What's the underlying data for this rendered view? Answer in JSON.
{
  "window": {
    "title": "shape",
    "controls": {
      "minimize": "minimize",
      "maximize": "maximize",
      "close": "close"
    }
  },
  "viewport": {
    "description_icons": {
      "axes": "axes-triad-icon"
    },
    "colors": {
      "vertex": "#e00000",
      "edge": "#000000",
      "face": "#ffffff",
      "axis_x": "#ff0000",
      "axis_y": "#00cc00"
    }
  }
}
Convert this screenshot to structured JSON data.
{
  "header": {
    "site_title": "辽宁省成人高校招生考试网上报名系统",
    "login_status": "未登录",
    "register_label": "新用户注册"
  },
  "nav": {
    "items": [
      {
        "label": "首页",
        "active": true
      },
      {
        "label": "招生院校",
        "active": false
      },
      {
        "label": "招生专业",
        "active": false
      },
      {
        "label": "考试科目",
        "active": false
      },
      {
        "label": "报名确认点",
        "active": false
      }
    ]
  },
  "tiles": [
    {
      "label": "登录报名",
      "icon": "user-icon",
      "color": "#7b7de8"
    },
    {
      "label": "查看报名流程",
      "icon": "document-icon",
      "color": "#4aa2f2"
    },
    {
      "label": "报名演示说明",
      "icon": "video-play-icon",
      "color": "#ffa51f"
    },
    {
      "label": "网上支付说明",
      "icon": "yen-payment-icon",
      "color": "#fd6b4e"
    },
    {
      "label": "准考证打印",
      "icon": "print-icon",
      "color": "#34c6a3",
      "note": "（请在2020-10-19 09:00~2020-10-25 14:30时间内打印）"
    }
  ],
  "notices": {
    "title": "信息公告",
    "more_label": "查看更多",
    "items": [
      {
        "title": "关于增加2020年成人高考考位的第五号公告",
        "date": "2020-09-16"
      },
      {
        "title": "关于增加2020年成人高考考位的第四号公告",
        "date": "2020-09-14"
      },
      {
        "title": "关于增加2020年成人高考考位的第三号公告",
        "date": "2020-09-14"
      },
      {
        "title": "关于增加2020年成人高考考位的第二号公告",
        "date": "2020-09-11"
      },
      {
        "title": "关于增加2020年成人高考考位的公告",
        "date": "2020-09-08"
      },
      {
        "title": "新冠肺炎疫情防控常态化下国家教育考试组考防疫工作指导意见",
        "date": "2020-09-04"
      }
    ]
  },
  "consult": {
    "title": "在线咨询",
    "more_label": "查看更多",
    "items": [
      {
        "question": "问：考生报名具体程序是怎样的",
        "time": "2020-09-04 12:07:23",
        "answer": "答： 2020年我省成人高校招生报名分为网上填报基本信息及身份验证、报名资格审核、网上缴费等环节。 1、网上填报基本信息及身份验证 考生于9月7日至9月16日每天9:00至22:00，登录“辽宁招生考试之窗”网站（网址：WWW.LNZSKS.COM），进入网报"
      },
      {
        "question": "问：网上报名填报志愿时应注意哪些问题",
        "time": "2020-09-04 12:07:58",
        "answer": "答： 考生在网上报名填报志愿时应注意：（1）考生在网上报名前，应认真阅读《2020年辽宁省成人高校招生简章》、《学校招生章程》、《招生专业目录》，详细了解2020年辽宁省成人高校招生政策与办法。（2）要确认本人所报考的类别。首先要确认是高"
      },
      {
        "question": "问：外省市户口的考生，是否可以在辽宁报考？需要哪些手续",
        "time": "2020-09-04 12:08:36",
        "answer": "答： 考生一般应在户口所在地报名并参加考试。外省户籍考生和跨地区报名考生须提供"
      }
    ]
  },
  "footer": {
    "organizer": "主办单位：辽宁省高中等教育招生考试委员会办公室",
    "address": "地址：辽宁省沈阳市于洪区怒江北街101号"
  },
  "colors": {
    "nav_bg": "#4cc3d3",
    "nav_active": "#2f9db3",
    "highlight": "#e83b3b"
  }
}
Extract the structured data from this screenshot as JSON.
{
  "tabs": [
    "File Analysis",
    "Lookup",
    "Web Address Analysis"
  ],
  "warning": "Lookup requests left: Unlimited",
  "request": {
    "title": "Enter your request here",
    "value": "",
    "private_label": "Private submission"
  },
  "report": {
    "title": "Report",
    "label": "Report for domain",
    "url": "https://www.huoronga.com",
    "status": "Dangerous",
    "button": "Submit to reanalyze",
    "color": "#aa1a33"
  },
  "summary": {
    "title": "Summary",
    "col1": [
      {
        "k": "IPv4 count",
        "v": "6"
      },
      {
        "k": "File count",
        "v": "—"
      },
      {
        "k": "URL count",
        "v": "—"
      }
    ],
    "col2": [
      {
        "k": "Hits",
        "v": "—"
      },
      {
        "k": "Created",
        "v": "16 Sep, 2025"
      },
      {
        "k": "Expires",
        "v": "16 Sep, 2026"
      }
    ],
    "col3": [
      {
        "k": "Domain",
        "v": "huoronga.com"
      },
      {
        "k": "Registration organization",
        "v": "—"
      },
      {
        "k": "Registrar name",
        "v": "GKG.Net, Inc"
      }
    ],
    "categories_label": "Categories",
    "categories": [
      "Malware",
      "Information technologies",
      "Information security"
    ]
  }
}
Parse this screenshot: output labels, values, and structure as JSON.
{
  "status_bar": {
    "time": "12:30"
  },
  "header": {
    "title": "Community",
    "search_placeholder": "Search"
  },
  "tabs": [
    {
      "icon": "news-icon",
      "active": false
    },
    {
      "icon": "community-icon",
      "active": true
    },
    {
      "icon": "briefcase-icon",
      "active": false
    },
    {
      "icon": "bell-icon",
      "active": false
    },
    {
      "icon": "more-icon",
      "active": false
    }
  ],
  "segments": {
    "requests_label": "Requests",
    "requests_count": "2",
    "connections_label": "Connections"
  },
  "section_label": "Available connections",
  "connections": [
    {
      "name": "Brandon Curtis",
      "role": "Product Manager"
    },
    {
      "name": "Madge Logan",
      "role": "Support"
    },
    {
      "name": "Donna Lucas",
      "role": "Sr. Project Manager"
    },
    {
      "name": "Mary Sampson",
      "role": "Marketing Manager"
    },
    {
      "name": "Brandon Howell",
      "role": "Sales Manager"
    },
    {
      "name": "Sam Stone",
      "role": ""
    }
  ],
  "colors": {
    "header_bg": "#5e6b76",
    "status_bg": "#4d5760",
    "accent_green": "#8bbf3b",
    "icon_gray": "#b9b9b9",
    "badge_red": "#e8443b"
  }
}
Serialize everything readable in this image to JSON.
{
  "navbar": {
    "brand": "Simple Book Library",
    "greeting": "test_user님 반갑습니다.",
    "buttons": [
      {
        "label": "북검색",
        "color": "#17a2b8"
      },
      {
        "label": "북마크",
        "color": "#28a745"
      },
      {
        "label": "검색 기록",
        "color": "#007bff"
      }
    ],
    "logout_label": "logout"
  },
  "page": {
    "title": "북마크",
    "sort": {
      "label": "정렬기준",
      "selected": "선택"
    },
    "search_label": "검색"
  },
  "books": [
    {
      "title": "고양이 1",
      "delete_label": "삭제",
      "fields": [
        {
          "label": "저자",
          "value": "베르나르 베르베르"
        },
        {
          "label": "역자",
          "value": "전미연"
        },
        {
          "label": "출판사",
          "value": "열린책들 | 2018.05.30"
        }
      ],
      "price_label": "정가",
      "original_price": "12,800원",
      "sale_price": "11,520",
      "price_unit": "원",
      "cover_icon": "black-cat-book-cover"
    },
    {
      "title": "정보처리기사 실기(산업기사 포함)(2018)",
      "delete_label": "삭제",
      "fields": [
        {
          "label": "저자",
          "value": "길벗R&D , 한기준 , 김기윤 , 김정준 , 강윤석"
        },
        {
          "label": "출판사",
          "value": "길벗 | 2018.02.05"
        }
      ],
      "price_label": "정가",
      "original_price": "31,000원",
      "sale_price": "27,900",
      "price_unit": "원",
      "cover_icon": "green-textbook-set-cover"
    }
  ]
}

::::::

Above are some records; extract every one of them exactly.

### Expected answer:
What's the underlying data for this rendered view? Answer in JSON.
{
  "window": {
    "title": "shape",
    "controls": {
      "minimize": "minimize",
      "maximize": "maximize",
      "close": "close"
    }
  },
  "viewport": {
    "description_icons": {
      "axes": "axes-triad-icon"
    },
    "colors": {
      "vertex": "#e00000",
      "edge": "#000000",
      "face": "#ffffff",
      "axis_x": "#ff0000",
      "axis_y": "#00cc00"
    }
  }
}
Convert this screenshot to structured JSON data.
{
  "header": {
    "site_title": "辽宁省成人高校招生考试网上报名系统",
    "login_status": "未登录",
    "register_label": "新用户注册"
  },
  "nav": {
    "items": [
      {
        "label": "首页",
        "active": true
      },
      {
        "label": "招生院校",
        "active": false
      },
      {
        "label": "招生专业",
        "active": false
      },
      {
        "label": "考试科目",
        "active": false
      },
      {
        "label": "报名确认点",
        "active": false
      }
    ]
  },
  "tiles": [
    {
      "label": "登录报名",
      "icon": "user-icon",
      "color": "#7b7de8"
    },
    {
      "label": "查看报名流程",
      "icon": "document-icon",
      "color": "#4aa2f2"
    },
    {
      "label": "报名演示说明",
      "icon": "video-play-icon",
      "color": "#ffa51f"
    },
    {
      "label": "网上支付说明",
      "icon": "yen-payment-icon",
      "color": "#fd6b4e"
    },
    {
      "label": "准考证打印",
      "icon": "print-icon",
      "color": "#34c6a3",
      "note": "（请在2020-10-19 09:00~2020-10-25 14:30时间内打印）"
    }
  ],
  "notices": {
    "title": "信息公告",
    "more_label": "查看更多",
    "items": [
      {
        "title": "关于增加2020年成人高考考位的第五号公告",
        "date": "2020-09-16"
      },
      {
        "title": "关于增加2020年成人高考考位的第四号公告",
        "date": "2020-09-14"
      },
      {
        "title": "关于增加2020年成人高考考位的第三号公告",
        "date": "2020-09-14"
      },
      {
        "title": "关于增加2020年成人高考考位的第二号公告",
        "date": "2020-09-11"
      },
      {
        "title": "关于增加2020年成人高考考位的公告",
        "date": "2020-09-08"
      },
      {
        "title": "新冠肺炎疫情防控常态化下国家教育考试组考防疫工作指导意见",
        "date": "2020-09-04"
      }
    ]
  },
  "consult": {
    "title": "在线咨询",
    "more_label": "查看更多",
    "items": [
      {
        "question": "问：考生报名具体程序是怎样的",
        "time": "2020-09-04 12:07:23",
        "answer": "答： 2020年我省成人高校招生报名分为网上填报基本信息及身份验证、报名资格审核、网上缴费等环节。 1、网上填报基本信息及身份验证 考生于9月7日至9月16日每天9:00至22:00，登录“辽宁招生考试之窗”网站（网址：WWW.LNZSKS.COM），进入网报"
      },
      {
        "question": "问：网上报名填报志愿时应注意哪些问题",
        "time": "2020-09-04 12:07:58",
        "answer": "答： 考生在网上报名填报志愿时应注意：（1）考生在网上报名前，应认真阅读《2020年辽宁省成人高校招生简章》、《学校招生章程》、《招生专业目录》，详细了解2020年辽宁省成人高校招生政策与办法。（2）要确认本人所报考的类别。首先要确认是高"
      },
      {
        "question": "问：外省市户口的考生，是否可以在辽宁报考？需要哪些手续",
        "time": "2020-09-04 12:08:36",
        "answer": "答： 考生一般应在户口所在地报名并参加考试。外省户籍考生和跨地区报名考生须提供"
      }
    ]
  },
  "footer": {
    "organizer": "主办单位：辽宁省高中等教育招生考试委员会办公室",
    "address": "地址：辽宁省沈阳市于洪区怒江北街101号"
  },
  "colors": {
    "nav_bg": "#4cc3d3",
    "nav_active": "#2f9db3",
    "highlight": "#e83b3b"
  }
}
Extract the structured data from this screenshot as JSON.
{
  "tabs": [
    "File Analysis",
    "Lookup",
    "Web Address Analysis"
  ],
  "warning": "Lookup requests left: Unlimited",
  "request": {
    "title": "Enter your request here",
    "value": "",
    "private_label": "Private submission"
  },
  "report": {
    "title": "Report",
    "label": "Report for domain",
    "url": "https://www.huoronga.com",
    "status": "Dangerous",
    "button": "Submit to reanalyze",
    "color": "#aa1a33"
  },
  "summary": {
    "title": "Summary",
    "col1": [
      {
        "k": "IPv4 count",
        "v": "6"
      },
      {
        "k": "File count",
        "v": "—"
      },
      {
        "k": "URL count",
        "v": "—"
      }
    ],
    "col2": [
      {
        "k": "Hits",
        "v": "—"
      },
      {
        "k": "Created",
        "v": "16 Sep, 2025"
      },
      {
        "k": "Expires",
        "v": "16 Sep, 2026"
      }
    ],
    "col3": [
      {
        "k": "Domain",
        "v": "huoronga.com"
      },
      {
        "k": "Registration organization",
        "v": "—"
      },
      {
        "k": "Registrar name",
        "v": "GKG.Net, Inc"
      }
    ],
    "categories_label": "Categories",
    "categories": [
      "Malware",
      "Information technologies",
      "Information security"
    ]
  }
}
Parse this screenshot: output labels, values, and structure as JSON.
{
  "status_bar": {
    "time": "12:30"
  },
  "header": {
    "title": "Community",
    "search_placeholder": "Search"
  },
  "tabs": [
    {
      "icon": "news-icon",
      "active": false
    },
    {
      "icon": "community-icon",
      "active": true
    },
    {
      "icon": "briefcase-icon",
      "active": false
    },
    {
      "icon": "bell-icon",
      "active": false
    },
    {
      "icon": "more-icon",
      "active": false
    }
  ],
  "segments": {
    "requests_label": "Requests",
    "requests_count": "2",
    "connections_label": "Connections"
  },
  "section_label": "Available connections",
  "connections": [
    {
      "name": "Brandon Curtis",
      "role": "Product Manager"
    },
    {
      "name": "Madge Logan",
      "role": "Support"
    },
    {
      "name": "Donna Lucas",
      "role": "Sr. Project Manager"
    },
    {
      "name": "Mary Sampson",
      "role": "Marketing Manager"
    },
    {
      "name": "Brandon Howell",
      "role": "Sales Manager"
    },
    {
      "name": "Sam Stone",
      "role": ""
    }
  ],
  "colors": {
    "header_bg": "#5e6b76",
    "status_bg": "#4d5760",
    "accent_green": "#8bbf3b",
    "icon_gray": "#b9b9b9",
    "badge_red": "#e8443b"
  }
}
Serialize everything readable in this image to JSON.
{
  "navbar": {
    "brand": "Simple Book Library",
    "greeting": "test_user님 반갑습니다.",
    "buttons": [
      {
        "label": "북검색",
        "color": "#17a2b8"
      },
      {
        "label": "북마크",
        "color": "#28a745"
      },
      {
        "label": "검색 기록",
        "color": "#007bff"
      }
    ],
    "logout_label": "logout"
  },
  "page": {
    "title": "북마크",
    "sort": {
      "label": "정렬기준",
      "selected": "선택"
    },
    "search_label": "검색"
  },
  "books": [
    {
      "title": "고양이 1",
      "delete_label": "삭제",
      "fields": [
        {
          "label": "저자",
          "value": "베르나르 베르베르"
        },
        {
          "label": "역자",
          "value": "전미연"
        },
        {
          "label": "출판사",
          "value": "열린책들 | 2018.05.30"
        }
      ],
      "price_label": "정가",
      "original_price": "12,800원",
      "sale_price": "11,520",
      "price_unit": "원",
      "cover_icon": "black-cat-book-cover"
    },
    {
      "title": "정보처리기사 실기(산업기사 포함)(2018)",
      "delete_label": "삭제",
      "fields": [
        {
          "label": "저자",
          "value": "길벗R&D , 한기준 , 김기윤 , 김정준 , 강윤석"
        },
        {
          "label": "출판사",
          "value": "길벗 | 2018.02.05"
        }
      ],
      "price_label": "정가",
      "original_price": "31,000원",
      "sale_price": "27,900",
      "price_unit": "원",
      "cover_icon": "green-textbook-set-cover"
    }
  ]
}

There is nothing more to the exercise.